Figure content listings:
::::

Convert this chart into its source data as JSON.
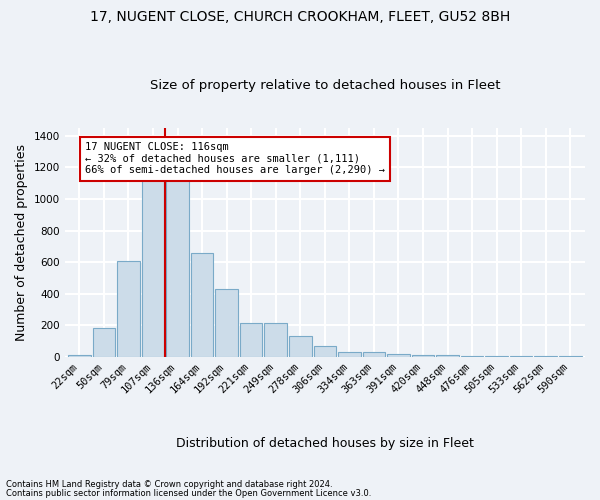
{
  "title1": "17, NUGENT CLOSE, CHURCH CROOKHAM, FLEET, GU52 8BH",
  "title2": "Size of property relative to detached houses in Fleet",
  "xlabel": "Distribution of detached houses by size in Fleet",
  "ylabel": "Number of detached properties",
  "categories": [
    "22sqm",
    "50sqm",
    "79sqm",
    "107sqm",
    "136sqm",
    "164sqm",
    "192sqm",
    "221sqm",
    "249sqm",
    "278sqm",
    "306sqm",
    "334sqm",
    "363sqm",
    "391sqm",
    "420sqm",
    "448sqm",
    "476sqm",
    "505sqm",
    "533sqm",
    "562sqm",
    "590sqm"
  ],
  "values": [
    15,
    185,
    610,
    1130,
    1130,
    660,
    430,
    215,
    215,
    130,
    70,
    30,
    30,
    20,
    15,
    10,
    5,
    5,
    3,
    3,
    3
  ],
  "bar_color": "#ccdce9",
  "bar_edge_color": "#7aaac8",
  "vline_color": "#cc0000",
  "annotation_text": "17 NUGENT CLOSE: 116sqm\n← 32% of detached houses are smaller (1,111)\n66% of semi-detached houses are larger (2,290) →",
  "annotation_box_color": "white",
  "annotation_box_edge_color": "#cc0000",
  "ylim": [
    0,
    1450
  ],
  "yticks": [
    0,
    200,
    400,
    600,
    800,
    1000,
    1200,
    1400
  ],
  "footnote1": "Contains HM Land Registry data © Crown copyright and database right 2024.",
  "footnote2": "Contains public sector information licensed under the Open Government Licence v3.0.",
  "bg_color": "#eef2f7",
  "plot_bg_color": "#eef2f7",
  "grid_color": "white",
  "title1_fontsize": 10,
  "title2_fontsize": 9.5,
  "tick_fontsize": 7.5,
  "label_fontsize": 9
}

::::

- DIRECTION: Take every line containing the word "data" and copy it.

- SOLVED EXERCISE:
Convert this chart into its source data as JSON.
  "footnote1": "Contains HM Land Registry data © Crown copyright and database right 2024.",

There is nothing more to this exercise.